→ Exercise description: Render the material again word for word, skipping the pictures in it.

□ □ □

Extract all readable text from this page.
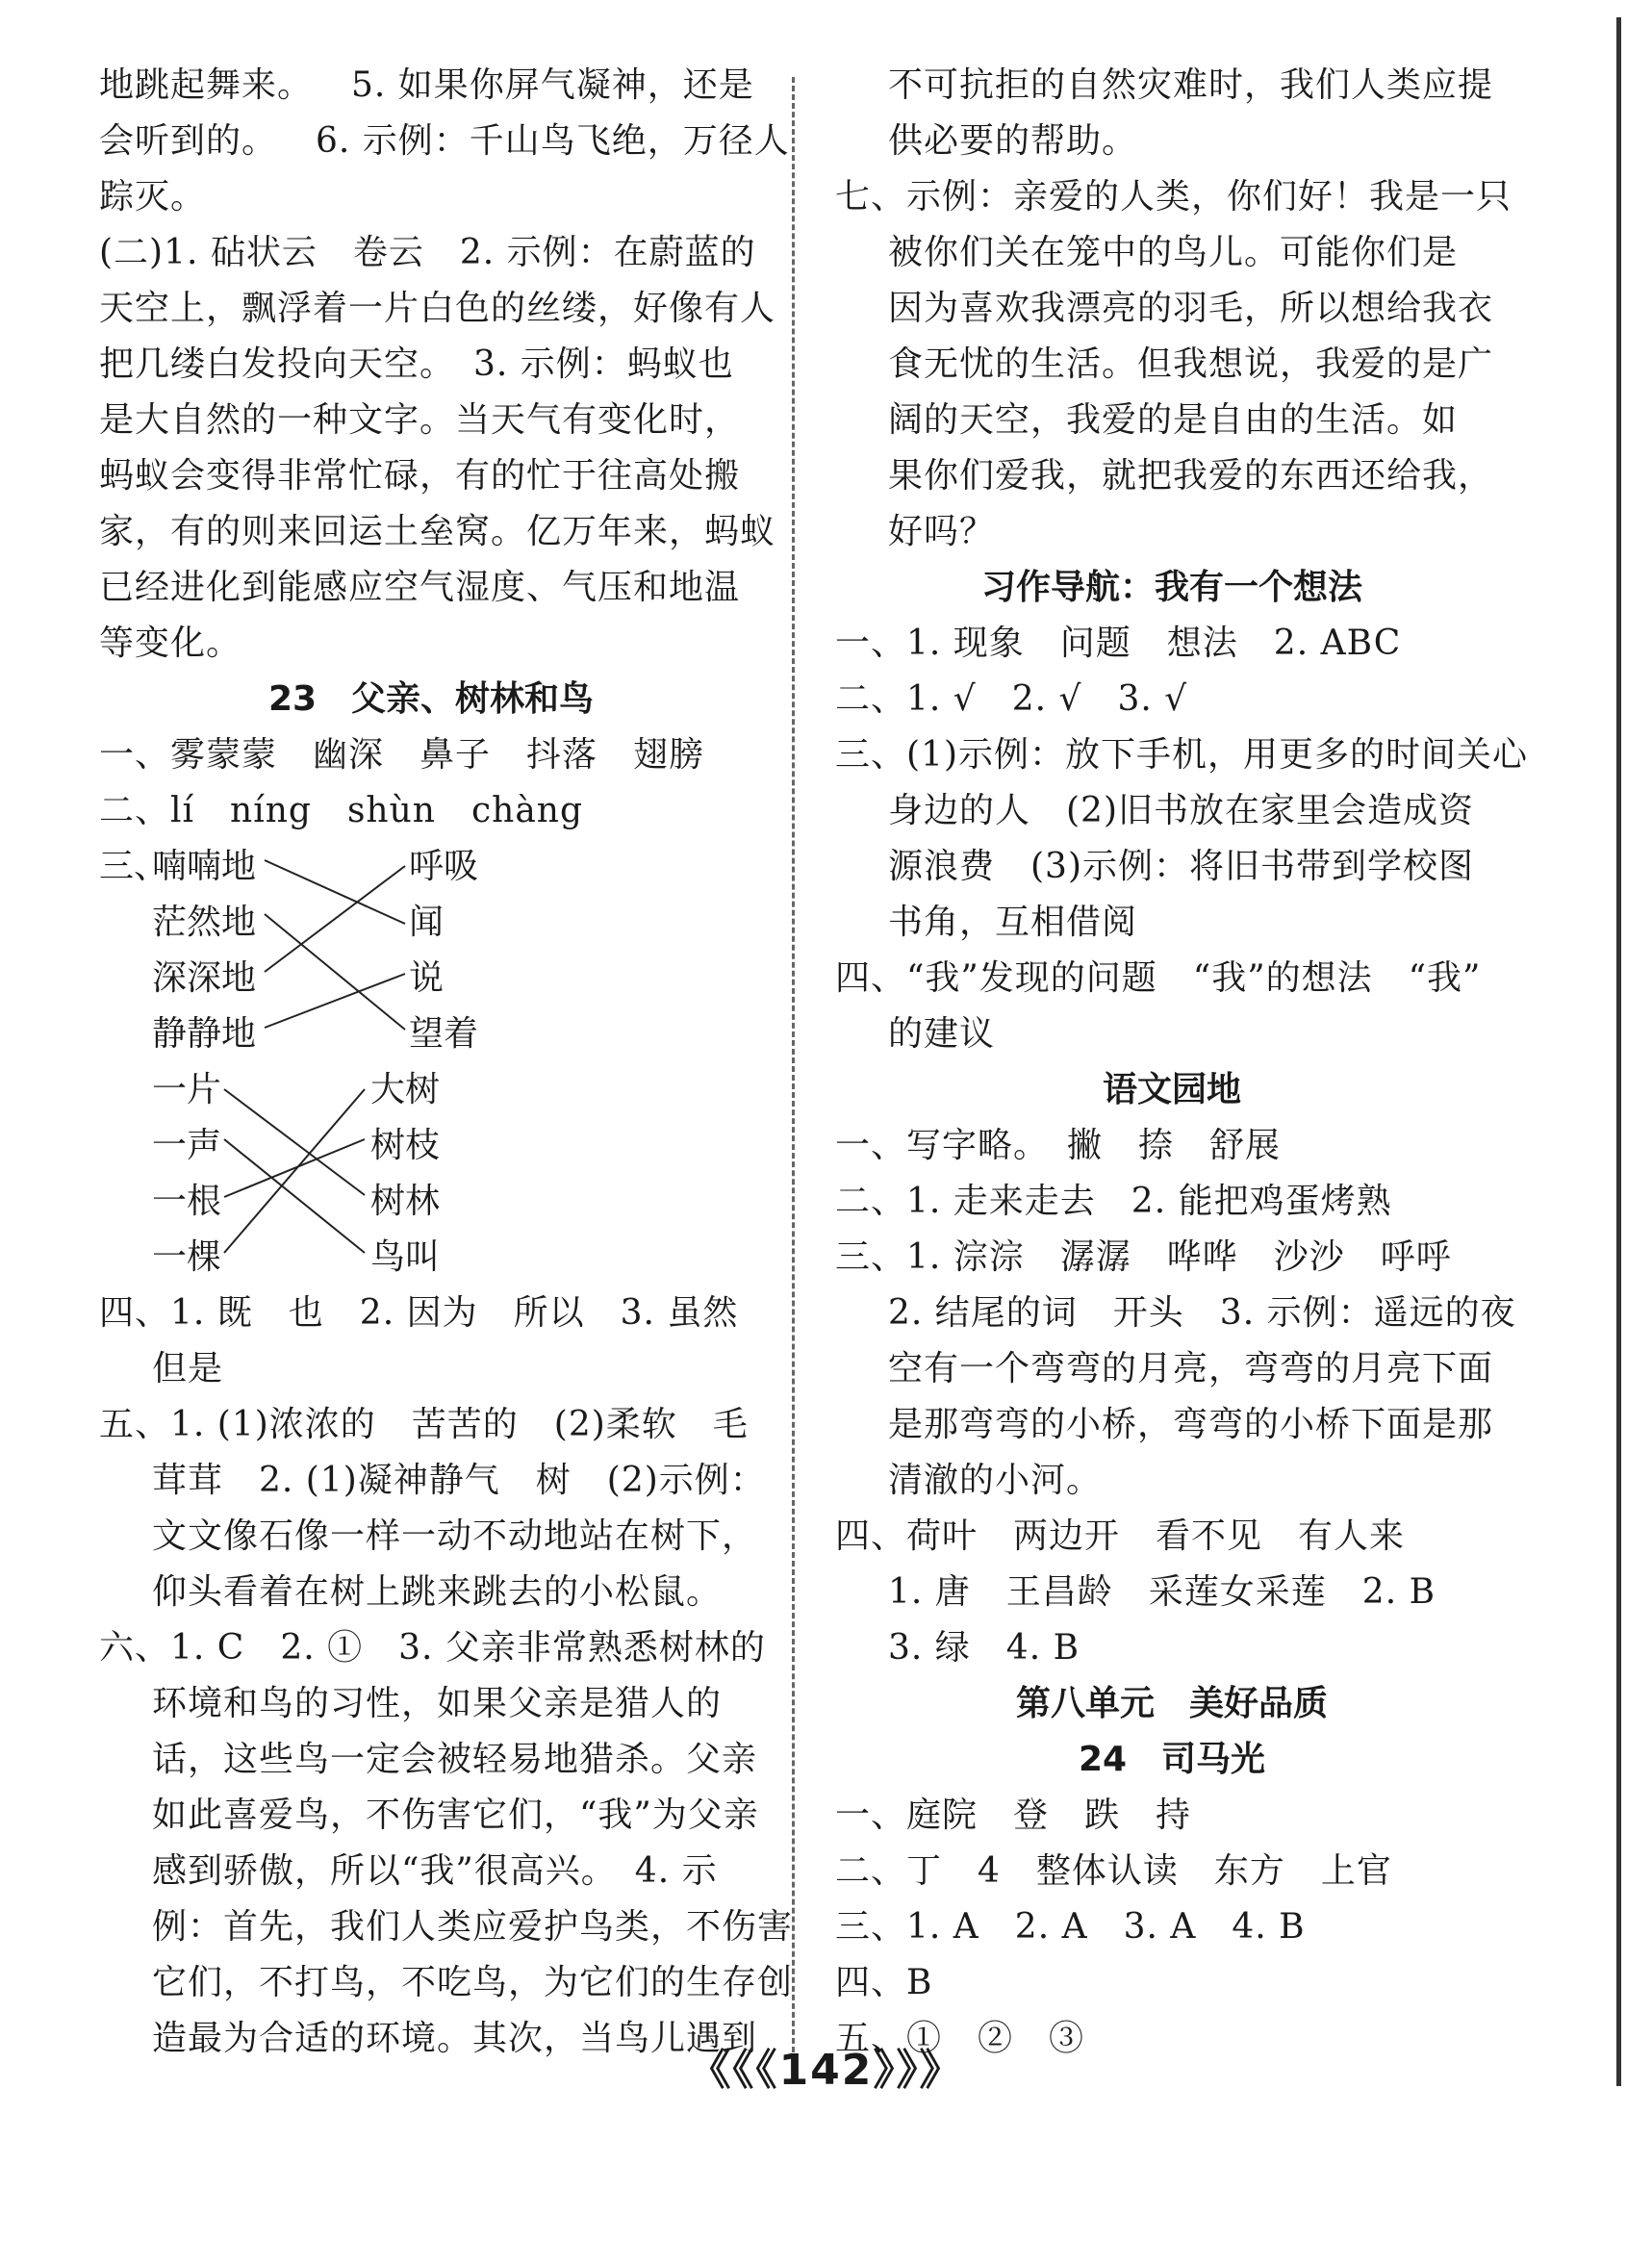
地跳起舞来。 5. 如果你屏气凝神，还是

会听到的。 6. 示例：千山鸟飞绝，万径人

踪灭。

(二)1. 砧状云　卷云　2. 示例：在蔚蓝的

天空上，飘浮着一片白色的丝缕，好像有人

把几缕白发投向天空。　3. 示例：蚂蚁也

是大自然的一种文字。当天气有变化时，

蚂蚁会变得非常忙碌，有的忙于往高处搬

家，有的则来回运土垒窝。亿万年来，蚂蚁

已经进化到能感应空气湿度、气压和地温

等变化。

23　父亲、树林和鸟

一、雾蒙蒙　幽深　鼻子　抖落　翅膀

二、lí　níng　shùn　chàng

三、
喃喃地
茫然地
深深地
静静地
呼吸
闻
说
望着
一片
一声
一根
一棵
大树
树枝
树林
鸟叫

四、1. 既　也　2. 因为　所以　3. 虽然

但是

五、1. (1)浓浓的　苦苦的　(2)柔软　毛

茸茸　2. (1)凝神静气　树　(2)示例：

文文像石像一样一动不动地站在树下，

仰头看着在树上跳来跳去的小松鼠。

六、1. C　2. ①　3. 父亲非常熟悉树林的

环境和鸟的习性，如果父亲是猎人的

话，这些鸟一定会被轻易地猎杀。父亲

如此喜爱鸟，不伤害它们，“我”为父亲

感到骄傲，所以“我”很高兴。　4. 示

例：首先，我们人类应爱护鸟类，不伤害

它们，不打鸟，不吃鸟，为它们的生存创

造最为合适的环境。其次，当鸟儿遇到

不可抗拒的自然灾难时，我们人类应提

供必要的帮助。

七、示例：亲爱的人类，你们好！我是一只

被你们关在笼中的鸟儿。可能你们是

因为喜欢我漂亮的羽毛，所以想给我衣

食无忧的生活。但我想说，我爱的是广

阔的天空，我爱的是自由的生活。如

果你们爱我，就把我爱的东西还给我，

好吗？

习作导航：我有一个想法

一、1. 现象　问题　想法　2. ABC

二、1. √　2. √　3. √

三、(1)示例：放下手机，用更多的时间关心

身边的人　(2)旧书放在家里会造成资

源浪费　(3)示例：将旧书带到学校图

书角，互相借阅

四、“我”发现的问题　“我”的想法　“我”

的建议

语文园地

一、写字略。　撇　捺　舒展

二、1. 走来走去　2. 能把鸡蛋烤熟

三、1. 淙淙　潺潺　哗哗　沙沙　呼呼

2. 结尾的词　开头　3. 示例：遥远的夜

空有一个弯弯的月亮，弯弯的月亮下面

是那弯弯的小桥，弯弯的小桥下面是那

清澈的小河。

四、荷叶　两边开　看不见　有人来

1. 唐　王昌龄　采莲女采莲　2. B

3. 绿　4. B

第八单元　美好品质
24　司马光

一、庭院　登　跌　持

二、丁　4　整体认读　东方　上官

三、1. A　2. A　3. A　4. B

四、B

五、①　②　③

《《《142》》》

□ □ □

→ Task response:
Extract all readable text from this page.
地跳起舞来。 5. 如果你屏气凝神，还是

会听到的。 6. 示例：千山鸟飞绝，万径人

踪灭。

(二)1. 砧状云　卷云　2. 示例：在蔚蓝的

天空上，飘浮着一片白色的丝缕，好像有人

把几缕白发投向天空。　3. 示例：蚂蚁也

是大自然的一种文字。当天气有变化时，

蚂蚁会变得非常忙碌，有的忙于往高处搬

家，有的则来回运土垒窝。亿万年来，蚂蚁

已经进化到能感应空气湿度、气压和地温

等变化。

23　父亲、树林和鸟

一、雾蒙蒙　幽深　鼻子　抖落　翅膀

二、lí　níng　shùn　chàng

三、
喃喃地
茫然地
深深地
静静地
呼吸
闻
说
望着
一片
一声
一根
一棵
大树
树枝
树林
鸟叫

四、1. 既　也　2. 因为　所以　3. 虽然

但是

五、1. (1)浓浓的　苦苦的　(2)柔软　毛

茸茸　2. (1)凝神静气　树　(2)示例：

文文像石像一样一动不动地站在树下，

仰头看着在树上跳来跳去的小松鼠。

六、1. C　2. ①　3. 父亲非常熟悉树林的

环境和鸟的习性，如果父亲是猎人的

话，这些鸟一定会被轻易地猎杀。父亲

如此喜爱鸟，不伤害它们，“我”为父亲

感到骄傲，所以“我”很高兴。　4. 示

例：首先，我们人类应爱护鸟类，不伤害

它们，不打鸟，不吃鸟，为它们的生存创

造最为合适的环境。其次，当鸟儿遇到

不可抗拒的自然灾难时，我们人类应提

供必要的帮助。

七、示例：亲爱的人类，你们好！我是一只

被你们关在笼中的鸟儿。可能你们是

因为喜欢我漂亮的羽毛，所以想给我衣

食无忧的生活。但我想说，我爱的是广

阔的天空，我爱的是自由的生活。如

果你们爱我，就把我爱的东西还给我，

好吗？

习作导航：我有一个想法

一、1. 现象　问题　想法　2. ABC

二、1. √　2. √　3. √

三、(1)示例：放下手机，用更多的时间关心

身边的人　(2)旧书放在家里会造成资

源浪费　(3)示例：将旧书带到学校图

书角，互相借阅

四、“我”发现的问题　“我”的想法　“我”

的建议

语文园地

一、写字略。　撇　捺　舒展

二、1. 走来走去　2. 能把鸡蛋烤熟

三、1. 淙淙　潺潺　哗哗　沙沙　呼呼

2. 结尾的词　开头　3. 示例：遥远的夜

空有一个弯弯的月亮，弯弯的月亮下面

是那弯弯的小桥，弯弯的小桥下面是那

清澈的小河。

四、荷叶　两边开　看不见　有人来

1. 唐　王昌龄　采莲女采莲　2. B

3. 绿　4. B

第八单元　美好品质
24　司马光

一、庭院　登　跌　持

二、丁　4　整体认读　东方　上官

三、1. A　2. A　3. A　4. B

四、B

五、①　②　③

《《《142》》》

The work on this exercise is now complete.